▶ [Challenge]
Extract all of the entries and set them down verbatim.

**** Raw records ****

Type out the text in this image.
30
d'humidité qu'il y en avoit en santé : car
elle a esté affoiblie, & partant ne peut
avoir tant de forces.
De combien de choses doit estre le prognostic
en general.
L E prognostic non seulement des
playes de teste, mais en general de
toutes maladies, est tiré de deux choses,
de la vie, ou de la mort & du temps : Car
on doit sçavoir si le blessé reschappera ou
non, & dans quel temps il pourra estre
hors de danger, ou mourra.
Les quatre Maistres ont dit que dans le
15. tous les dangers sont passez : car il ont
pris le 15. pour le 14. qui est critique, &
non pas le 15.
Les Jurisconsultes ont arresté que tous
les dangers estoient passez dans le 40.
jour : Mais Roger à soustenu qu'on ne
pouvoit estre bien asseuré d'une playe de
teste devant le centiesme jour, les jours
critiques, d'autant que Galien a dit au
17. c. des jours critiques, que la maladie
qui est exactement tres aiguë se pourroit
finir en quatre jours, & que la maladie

****

▶ [Response]
Type out the text in this image.
30
d'humidité qu'il y en avoit en santé : car
elle a esté affoiblie, & partant ne peut
avoir tant de forces.
De combien de choses doit estre le prognostic
en general.
L E prognostic non seulement des
playes de teste, mais en general de
toutes maladies, est tiré de deux choses,
de la vie, ou de la mort & du temps : Car
on doit sçavoir si le blessé reschappera ou
non, & dans quel temps il pourra estre
hors de danger, ou mourra.
Les quatre Maistres ont dit que dans le
15. tous les dangers sont passez : car il ont
pris le 15. pour le 14. qui est critique, &
non pas le 15.
Les Jurisconsultes ont arresté que tous
les dangers estoient passez dans le 40.
jour : Mais Roger à soustenu qu'on ne
pouvoit estre bien asseuré d'une playe de
teste devant le centiesme jour, les jours
critiques, d'autant que Galien a dit au
17. c. des jours critiques, que la maladie
qui est exactement tres aiguë se pourroit
finir en quatre jours, & que la maladie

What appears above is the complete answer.